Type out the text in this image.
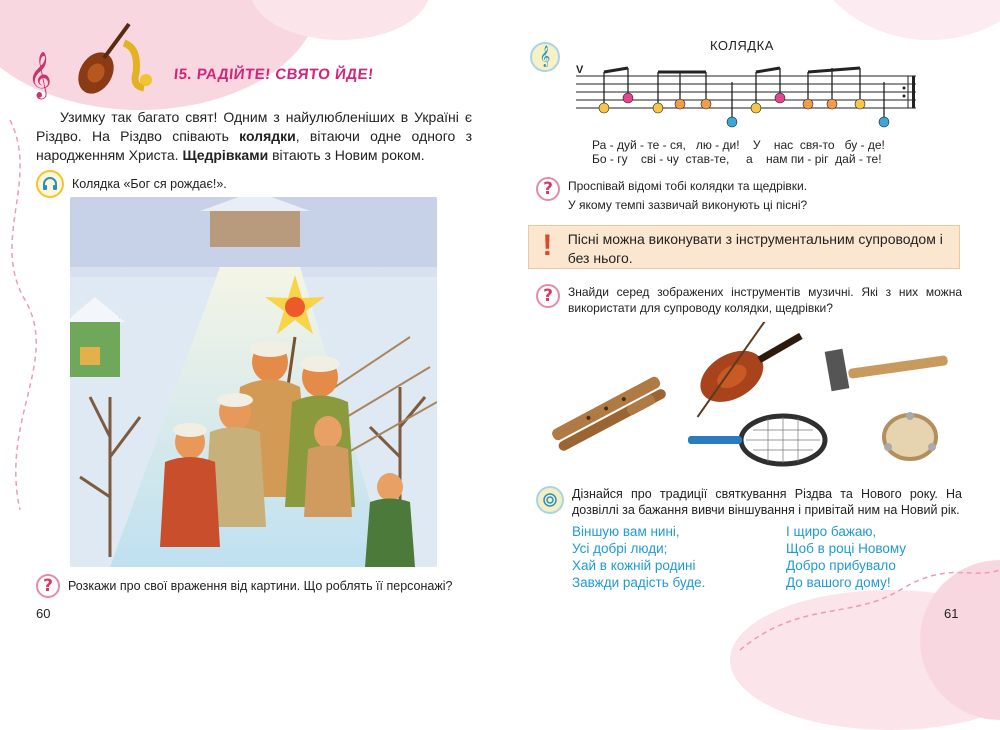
𝄞	І5. РАДІЙТЕ! СВЯТО ЙДЕ!
Узимку так багато свят! Одним з найулюбленіших в Україні є Різдво. На Різдво співають колядки, вітаючи одне одного з народженням Христа. Щедрівками вітають з Новим роком.
Колядка «Бог ся рождає!».
?	Розкажи про свої враження від картини. Що роблять її персонажі?
60
𝄞
КОЛЯДКА
V
Ра - дуй - те - ся,   лю - ди!    У    нас  свя-то   бу - де!
Бо - гу    сві - чу  став-те,     а    нам пи - ріг  дай - те!
?	Проспівай відомі тобі колядки та щедрівки.
У якому темпі зазвичай виконують ці пісні?
!	Пісні можна виконувати з інструментальним супроводом і без нього.
?	Знайди серед зображених інструментів музичні. Які з них можна використати для супроводу колядки, щедрівки?
Дізнайся про традиції святкування Різдва та Нового року. На дозвіллі за бажання вивчи віншування і привітай ним на Новий рік.
Віншую вам нині,
Усі добрі люди;
Хай в кожній родині
Завжди радість буде.
І щиро бажаю,
Щоб в році Новому
Добро прибувало
До вашого дому!
61
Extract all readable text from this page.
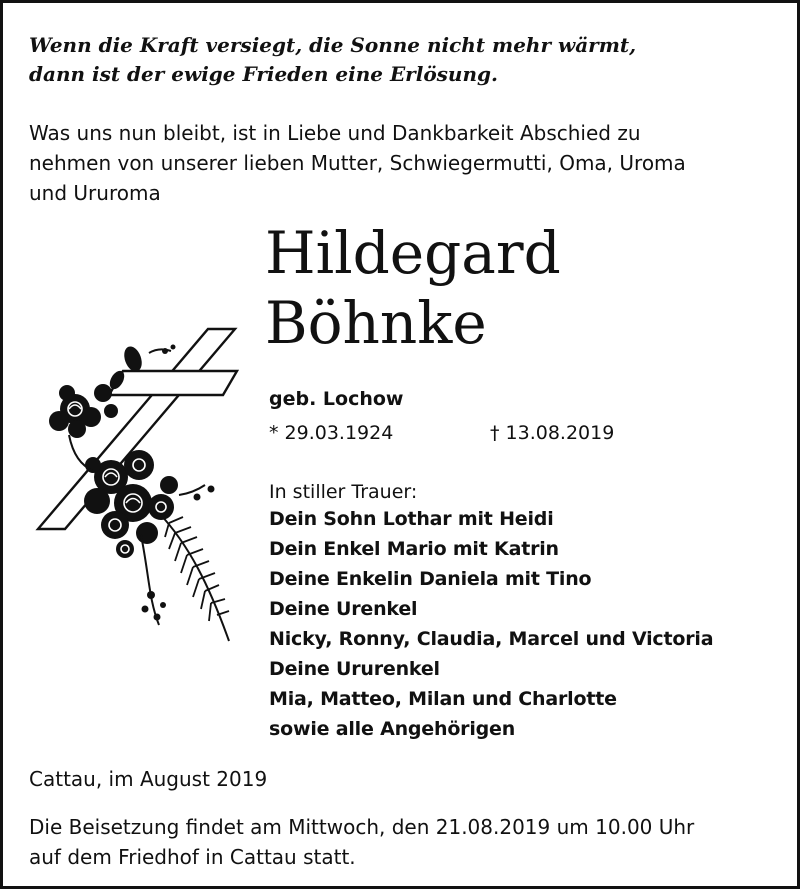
Wenn die Kraft versiegt, die Sonne nicht mehr wärmt,
dann ist der ewige Frieden eine Erlösung.
Was uns nun bleibt, ist in Liebe und Dankbarkeit Abschied zu
nehmen von unserer lieben Mutter, Schwiegermutti, Oma, Uroma
und Ururoma
Hildegard
Böhnke
geb. Lochow
* 29.03.1924	† 13.08.2019
In stiller Trauer:
Dein Sohn Lothar mit Heidi
Dein Enkel Mario mit Katrin
Deine Enkelin Daniela mit Tino
Deine Urenkel
Nicky, Ronny, Claudia, Marcel und Victoria
Deine Ururenkel
Mia, Matteo, Milan und Charlotte
sowie alle Angehörigen
Cattau, im August 2019
Die Beisetzung findet am Mittwoch, den 21.08.2019 um 10.00 Uhr
auf dem Friedhof in Cattau statt.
##############################
• [Aim of the exercise]:
Skip every picture and transcribe the data above exactly.

• [Answer in full]:
Type out the text in this image.
𝄞	І5. РАДІЙТЕ! СВЯТО ЙДЕ!
Узимку так багато свят! Одним з найулюбленіших в Україні є Різдво. На Різдво співають колядки, вітаючи одне одного з народженням Христа. Щедрівками вітають з Новим роком.
Колядка «Бог ся рождає!».
?	Розкажи про свої враження від картини. Що роблять її персонажі?
60
𝄞
КОЛЯДКА
V
Ра - дуй - те - ся,   лю - ди!    У    нас  свя-то   бу - де!
Бо - гу    сві - чу  став-те,     а    нам пи - ріг  дай - те!
?	Проспівай відомі тобі колядки та щедрівки.
У якому темпі зазвичай виконують ці пісні?
!	Пісні можна виконувати з інструментальним супроводом і без нього.
?	Знайди серед зображених інструментів музичні. Які з них можна використати для супроводу колядки, щедрівки?
Дізнайся про традиції святкування Різдва та Нового року. На дозвіллі за бажання вивчи віншування і привітай ним на Новий рік.
Віншую вам нині,
Усі добрі люди;
Хай в кожній родині
Завжди радість буде.
І щиро бажаю,
Щоб в році Новому
Добро прибувало
До вашого дому!
61
Extract all readable text from this page.
Wenn die Kraft versiegt, die Sonne nicht mehr wärmt,
dann ist der ewige Frieden eine Erlösung.
Was uns nun bleibt, ist in Liebe und Dankbarkeit Abschied zu
nehmen von unserer lieben Mutter, Schwiegermutti, Oma, Uroma
und Ururoma
Hildegard
Böhnke
geb. Lochow
* 29.03.1924	† 13.08.2019
In stiller Trauer:
Dein Sohn Lothar mit Heidi
Dein Enkel Mario mit Katrin
Deine Enkelin Daniela mit Tino
Deine Urenkel
Nicky, Ronny, Claudia, Marcel und Victoria
Deine Ururenkel
Mia, Matteo, Milan und Charlotte
sowie alle Angehörigen
Cattau, im August 2019
Die Beisetzung findet am Mittwoch, den 21.08.2019 um 10.00 Uhr
auf dem Friedhof in Cattau statt.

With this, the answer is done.